# Work request
Extend the project summary on generative machine learning of the isotropic-nematic phase transition, starting immediately after its final words.

# Excerpt provided
-- Opening Marker --

Generative Machine Learning the Isotropic-Nematic Phase Transition
My final project in Pratyush Tiwary's group at UMD involved the use of a specific type of generative machine learning model
called thermodynamic maps to infer the critical behavior of a model anisotropic, condensed matter system: a melt of
Gay-Berne (GB) ellipsoids. This analytical potential serves as essentially the simplest model for rod-like liquid crystalline systems.
In the study, we use the aforementioned thermodynamic maps approach, which is a type of score-based generative model,
to map the phase behavior along the one-dimensional nematic order parameter between two training points on either side of the isotropic-nematic critical point. With no prior information collected
at the critical point, we are able to infer with accuracy the scaling laws at the critical point. This approach can save a lot of computational resources by inferring critical
behavior by training the model on just two sample points, one on each side of the phase transition. However, this points must be choosen so that they are not too far away from the crtitical
point, else the model will not have the information required to "fill in" the behavior near criticality. It also remains to be seen whether or not this approach can be extrapolated to
more complicated phase transitions with a more complicated set of input features (here we use only the relative orientations of the ellipsoids...things will be more complicated for e.g.

-- Closing Marker --

# Given data

-- Opening Marker --

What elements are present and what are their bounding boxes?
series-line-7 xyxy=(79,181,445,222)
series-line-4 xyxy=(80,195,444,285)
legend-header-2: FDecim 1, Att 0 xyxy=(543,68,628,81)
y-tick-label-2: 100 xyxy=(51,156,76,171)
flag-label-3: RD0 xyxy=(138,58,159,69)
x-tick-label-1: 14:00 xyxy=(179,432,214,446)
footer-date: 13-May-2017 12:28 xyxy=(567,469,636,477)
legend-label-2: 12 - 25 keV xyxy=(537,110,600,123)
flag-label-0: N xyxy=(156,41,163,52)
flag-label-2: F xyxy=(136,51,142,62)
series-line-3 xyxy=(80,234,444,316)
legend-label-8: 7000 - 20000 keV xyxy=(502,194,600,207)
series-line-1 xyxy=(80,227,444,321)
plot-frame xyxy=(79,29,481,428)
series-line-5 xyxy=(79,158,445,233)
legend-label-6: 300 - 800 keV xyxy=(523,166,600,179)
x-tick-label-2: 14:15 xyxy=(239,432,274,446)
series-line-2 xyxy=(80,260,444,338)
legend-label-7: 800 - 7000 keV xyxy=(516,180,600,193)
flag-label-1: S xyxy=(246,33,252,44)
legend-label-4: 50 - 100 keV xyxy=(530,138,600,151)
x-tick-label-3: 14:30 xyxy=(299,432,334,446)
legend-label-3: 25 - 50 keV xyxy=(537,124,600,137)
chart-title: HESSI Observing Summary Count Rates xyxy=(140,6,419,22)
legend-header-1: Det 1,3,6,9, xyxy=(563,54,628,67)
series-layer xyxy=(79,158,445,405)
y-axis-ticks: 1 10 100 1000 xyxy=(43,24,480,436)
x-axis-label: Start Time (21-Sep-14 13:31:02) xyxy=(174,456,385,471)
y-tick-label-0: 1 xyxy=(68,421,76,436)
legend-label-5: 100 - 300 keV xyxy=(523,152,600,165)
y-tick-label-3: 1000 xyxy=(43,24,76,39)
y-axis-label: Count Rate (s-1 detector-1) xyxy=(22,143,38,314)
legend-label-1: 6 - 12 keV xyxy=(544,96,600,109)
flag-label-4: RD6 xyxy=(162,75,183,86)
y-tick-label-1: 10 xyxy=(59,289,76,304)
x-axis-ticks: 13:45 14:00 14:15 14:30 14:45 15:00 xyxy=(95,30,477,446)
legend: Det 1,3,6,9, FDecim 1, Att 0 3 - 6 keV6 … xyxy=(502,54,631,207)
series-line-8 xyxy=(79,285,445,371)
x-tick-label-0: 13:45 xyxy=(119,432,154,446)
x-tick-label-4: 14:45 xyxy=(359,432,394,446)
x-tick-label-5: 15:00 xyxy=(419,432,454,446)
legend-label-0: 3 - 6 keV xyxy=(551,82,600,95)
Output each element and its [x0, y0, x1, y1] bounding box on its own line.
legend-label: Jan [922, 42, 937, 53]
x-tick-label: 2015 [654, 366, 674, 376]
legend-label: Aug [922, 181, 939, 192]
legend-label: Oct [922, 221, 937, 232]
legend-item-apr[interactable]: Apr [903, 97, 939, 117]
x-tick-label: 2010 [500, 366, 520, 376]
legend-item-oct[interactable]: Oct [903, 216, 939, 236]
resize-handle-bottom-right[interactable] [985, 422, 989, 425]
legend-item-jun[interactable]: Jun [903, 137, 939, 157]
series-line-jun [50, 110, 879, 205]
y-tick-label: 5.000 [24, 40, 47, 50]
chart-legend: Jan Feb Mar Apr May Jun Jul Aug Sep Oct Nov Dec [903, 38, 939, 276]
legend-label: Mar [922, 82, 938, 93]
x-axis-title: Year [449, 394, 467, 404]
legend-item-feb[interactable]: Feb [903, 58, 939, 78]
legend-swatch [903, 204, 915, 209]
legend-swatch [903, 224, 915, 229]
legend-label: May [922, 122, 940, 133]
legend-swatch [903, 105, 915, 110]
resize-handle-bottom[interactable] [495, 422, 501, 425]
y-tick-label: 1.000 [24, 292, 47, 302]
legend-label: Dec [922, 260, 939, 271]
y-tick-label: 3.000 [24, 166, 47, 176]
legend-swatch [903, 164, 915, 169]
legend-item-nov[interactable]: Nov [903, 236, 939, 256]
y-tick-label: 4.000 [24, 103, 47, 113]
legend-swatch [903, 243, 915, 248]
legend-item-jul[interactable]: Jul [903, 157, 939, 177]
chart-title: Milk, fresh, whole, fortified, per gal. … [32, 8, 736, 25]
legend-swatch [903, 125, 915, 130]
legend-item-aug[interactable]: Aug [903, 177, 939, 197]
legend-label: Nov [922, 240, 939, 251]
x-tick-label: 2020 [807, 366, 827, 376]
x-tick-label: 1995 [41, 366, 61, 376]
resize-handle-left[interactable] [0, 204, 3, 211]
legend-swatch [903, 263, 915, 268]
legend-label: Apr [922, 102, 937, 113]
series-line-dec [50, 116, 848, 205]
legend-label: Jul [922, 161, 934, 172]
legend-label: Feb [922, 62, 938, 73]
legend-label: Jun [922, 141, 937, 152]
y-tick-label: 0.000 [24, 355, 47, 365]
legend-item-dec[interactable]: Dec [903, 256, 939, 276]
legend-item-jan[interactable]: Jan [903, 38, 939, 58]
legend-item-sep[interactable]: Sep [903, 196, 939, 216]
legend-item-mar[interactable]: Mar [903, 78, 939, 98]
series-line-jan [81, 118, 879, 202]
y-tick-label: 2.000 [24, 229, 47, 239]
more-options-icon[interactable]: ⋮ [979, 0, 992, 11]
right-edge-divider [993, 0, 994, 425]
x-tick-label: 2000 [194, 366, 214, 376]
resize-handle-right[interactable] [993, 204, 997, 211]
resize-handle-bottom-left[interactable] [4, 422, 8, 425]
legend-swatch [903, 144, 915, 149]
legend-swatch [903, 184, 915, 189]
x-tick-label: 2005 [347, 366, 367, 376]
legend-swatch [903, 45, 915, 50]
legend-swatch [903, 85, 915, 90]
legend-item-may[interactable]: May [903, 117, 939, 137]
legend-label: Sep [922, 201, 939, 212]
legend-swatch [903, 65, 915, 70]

-- Closing Marker --

# Answer area
the formation of a condensate from many intrinsically disordered proteins).
Figure 1. One dimensional phase diagram for a melt of Gay-Berne ellipsoids as predicted by molecular dynamics (MD) simulations (black) or the thermodynamic maps (TM) approach (red).
Stars indicate the MD samples used to train the TM model; TM points at all reduced temperatures T* are generated by the trained model.